#### DESCRIPTION OF THE TASK
Edit all the records below by replacing every "data-point" with "marker" and leaving the rest of the text unchanged. Omit the pictures from your answer.

#### DATA SHOWN
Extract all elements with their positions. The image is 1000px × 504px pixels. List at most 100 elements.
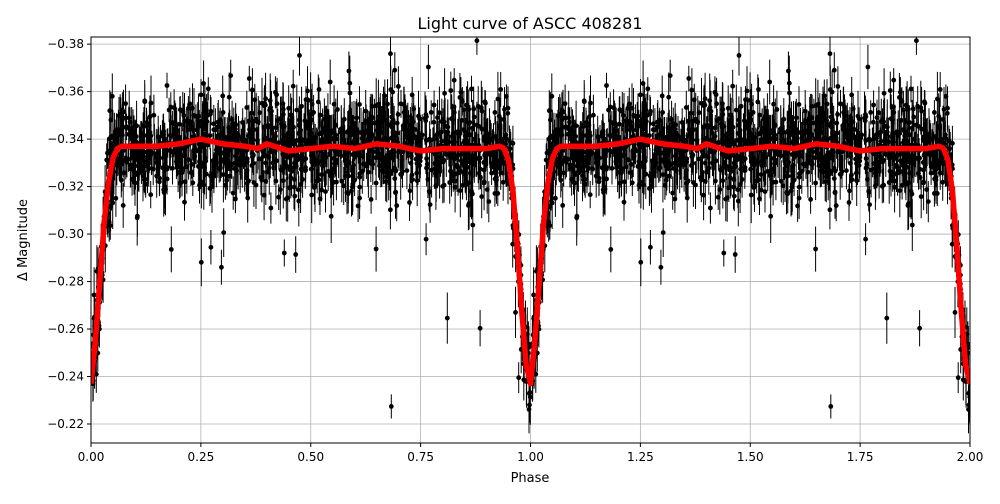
data-point: [203, 121, 209, 126]
data-point: [190, 180, 196, 186]
data-point: [876, 165, 882, 171]
data-point: [367, 117, 373, 122]
data-point: [726, 185, 732, 191]
data-point: [153, 155, 159, 161]
data-point: [249, 137, 254, 143]
data-point: [587, 114, 592, 120]
data-point: [441, 182, 447, 188]
data-point: [890, 171, 896, 177]
data-point: [625, 157, 631, 163]
data-point: [663, 177, 669, 183]
data-point: [581, 177, 587, 183]
data-point: [672, 153, 678, 159]
data-point: [343, 157, 349, 163]
data-point: [682, 138, 687, 144]
data-point: [433, 171, 439, 176]
data-point: [460, 98, 465, 104]
data-point: [315, 161, 321, 166]
data-point: [578, 132, 584, 138]
data-point: [601, 190, 606, 195]
data-point: [704, 169, 709, 175]
data-point: [894, 152, 900, 158]
data-point: [311, 136, 317, 142]
data-point: [686, 76, 692, 81]
data-point: [854, 142, 859, 148]
x-tick-label: 0.00: [78, 450, 105, 464]
data-point: [394, 120, 400, 126]
data-point: [507, 146, 513, 152]
data-point: [181, 152, 187, 158]
data-point: [153, 160, 159, 165]
data-point: [322, 116, 327, 122]
data-point: [950, 140, 955, 146]
data-point: [309, 101, 315, 107]
data-point: [629, 180, 635, 186]
data-point: [373, 137, 379, 142]
data-point: [748, 166, 754, 172]
data-point: [787, 90, 792, 96]
data-point: [696, 156, 702, 162]
data-point: [673, 168, 679, 174]
data-point: [666, 129, 672, 135]
data-point: [717, 116, 723, 121]
data-point: [207, 186, 213, 191]
data-point: [479, 126, 485, 132]
data-point: [932, 110, 937, 115]
data-point: [742, 156, 748, 162]
data-point: [884, 315, 890, 321]
data-point: [887, 88, 893, 93]
data-point: [142, 99, 148, 105]
data-point: [825, 166, 830, 172]
data-point: [768, 130, 773, 136]
data-point: [357, 195, 362, 201]
data-point: [379, 116, 385, 122]
data-point: [317, 112, 323, 118]
data-point: [319, 172, 324, 178]
data-point: [413, 156, 419, 162]
data-point: [481, 160, 487, 165]
data-point: [262, 136, 268, 142]
data-point: [388, 87, 394, 92]
data-point: [481, 137, 487, 143]
data-point: [874, 132, 879, 138]
data-point: [423, 112, 429, 117]
data-point: [347, 80, 353, 86]
data-point: [225, 153, 231, 159]
data-point: [765, 169, 771, 174]
data-point: [612, 120, 618, 126]
data-point: [278, 167, 284, 173]
data-point: [688, 111, 694, 116]
data-point: [201, 182, 207, 188]
data-point: [813, 246, 818, 252]
data-point: [418, 135, 424, 141]
data-point: [720, 178, 726, 184]
data-point: [546, 136, 552, 142]
data-point: [301, 137, 307, 143]
data-point: [733, 138, 739, 143]
data-point: [251, 127, 257, 133]
data-point: [863, 138, 869, 143]
data-point: [280, 107, 286, 112]
data-point: [849, 172, 854, 178]
data-point: [470, 222, 476, 228]
data-point: [751, 136, 756, 142]
data-point: [363, 108, 369, 114]
data-point: [184, 164, 190, 170]
data-point: [298, 182, 303, 187]
data-point: [920, 160, 926, 165]
data-point: [280, 101, 286, 106]
data-point: [273, 125, 279, 131]
data-point: [437, 165, 443, 171]
data-point: [878, 138, 884, 144]
data-point: [648, 244, 653, 250]
data-point: [809, 159, 814, 165]
data-point: [431, 119, 437, 125]
y-tick-label: −0.32: [47, 180, 84, 194]
data-point: [848, 160, 853, 166]
data-point: [648, 178, 654, 184]
data-point: [296, 198, 302, 204]
data-point: [493, 162, 499, 168]
data-point: [427, 189, 432, 195]
data-point: [403, 113, 408, 119]
data-point: [892, 184, 897, 190]
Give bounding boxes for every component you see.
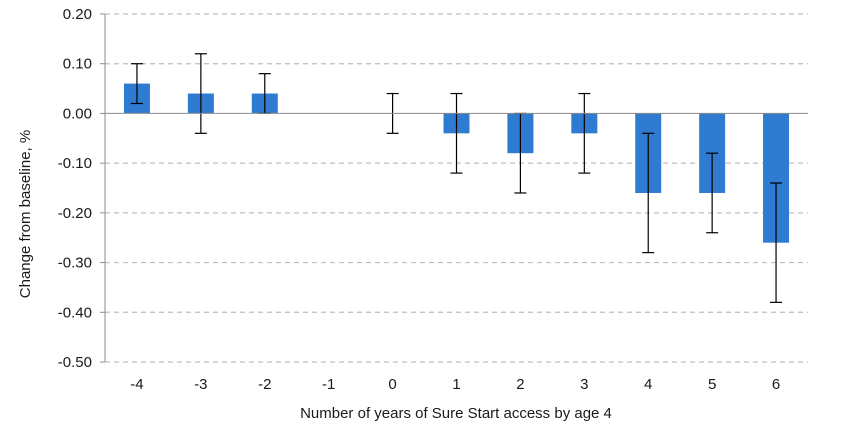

#### ANSWER TO THE EXERCISE
Extract all elements with their positions. The image is 1000px × 504px pixels. List at most 100 elements.
marker: [203, 121, 209, 126]
marker: [190, 180, 196, 186]
marker: [876, 165, 882, 171]
marker: [367, 117, 373, 122]
marker: [726, 185, 732, 191]
marker: [153, 155, 159, 161]
marker: [249, 137, 254, 143]
marker: [587, 114, 592, 120]
marker: [441, 182, 447, 188]
marker: [890, 171, 896, 177]
marker: [625, 157, 631, 163]
marker: [663, 177, 669, 183]
marker: [581, 177, 587, 183]
marker: [672, 153, 678, 159]
marker: [343, 157, 349, 163]
marker: [682, 138, 687, 144]
marker: [433, 171, 439, 176]
marker: [460, 98, 465, 104]
marker: [315, 161, 321, 166]
marker: [578, 132, 584, 138]
marker: [601, 190, 606, 195]
marker: [704, 169, 709, 175]
marker: [894, 152, 900, 158]
marker: [311, 136, 317, 142]
marker: [686, 76, 692, 81]
marker: [854, 142, 859, 148]
x-tick-label: 0.00: [78, 450, 105, 464]
marker: [394, 120, 400, 126]
marker: [507, 146, 513, 152]
marker: [181, 152, 187, 158]
marker: [153, 160, 159, 165]
marker: [322, 116, 327, 122]
marker: [950, 140, 955, 146]
marker: [309, 101, 315, 107]
marker: [629, 180, 635, 186]
marker: [373, 137, 379, 142]
marker: [748, 166, 754, 172]
marker: [787, 90, 792, 96]
marker: [696, 156, 702, 162]
marker: [673, 168, 679, 174]
marker: [666, 129, 672, 135]
marker: [717, 116, 723, 121]
marker: [207, 186, 213, 191]
marker: [479, 126, 485, 132]
marker: [932, 110, 937, 115]
marker: [742, 156, 748, 162]
marker: [884, 315, 890, 321]
marker: [887, 88, 893, 93]
marker: [142, 99, 148, 105]
marker: [825, 166, 830, 172]
marker: [768, 130, 773, 136]
marker: [357, 195, 362, 201]
marker: [379, 116, 385, 122]
marker: [317, 112, 323, 118]
marker: [319, 172, 324, 178]
marker: [413, 156, 419, 162]
marker: [481, 160, 487, 165]
marker: [262, 136, 268, 142]
marker: [388, 87, 394, 92]
marker: [481, 137, 487, 143]
marker: [874, 132, 879, 138]
marker: [423, 112, 429, 117]
marker: [347, 80, 353, 86]
marker: [225, 153, 231, 159]
marker: [765, 169, 771, 174]
marker: [612, 120, 618, 126]
marker: [278, 167, 284, 173]
marker: [688, 111, 694, 116]
marker: [201, 182, 207, 188]
marker: [813, 246, 818, 252]
marker: [418, 135, 424, 141]
marker: [720, 178, 726, 184]
marker: [546, 136, 552, 142]
marker: [301, 137, 307, 143]
marker: [733, 138, 739, 143]
marker: [251, 127, 257, 133]
marker: [863, 138, 869, 143]
marker: [280, 107, 286, 112]
marker: [849, 172, 854, 178]
marker: [470, 222, 476, 228]
marker: [751, 136, 756, 142]
marker: [363, 108, 369, 114]
marker: [184, 164, 190, 170]
marker: [298, 182, 303, 187]
marker: [920, 160, 926, 165]
marker: [280, 101, 286, 106]
marker: [273, 125, 279, 131]
marker: [437, 165, 443, 171]
marker: [878, 138, 884, 144]
marker: [648, 244, 653, 250]
marker: [809, 159, 814, 165]
marker: [431, 119, 437, 125]
y-tick-label: −0.32: [47, 180, 84, 194]
marker: [848, 160, 853, 166]
marker: [648, 178, 654, 184]
marker: [296, 198, 302, 204]
marker: [493, 162, 499, 168]
marker: [427, 189, 432, 195]
marker: [403, 113, 408, 119]
marker: [892, 184, 897, 190]
Give bounding boxes for every component you see.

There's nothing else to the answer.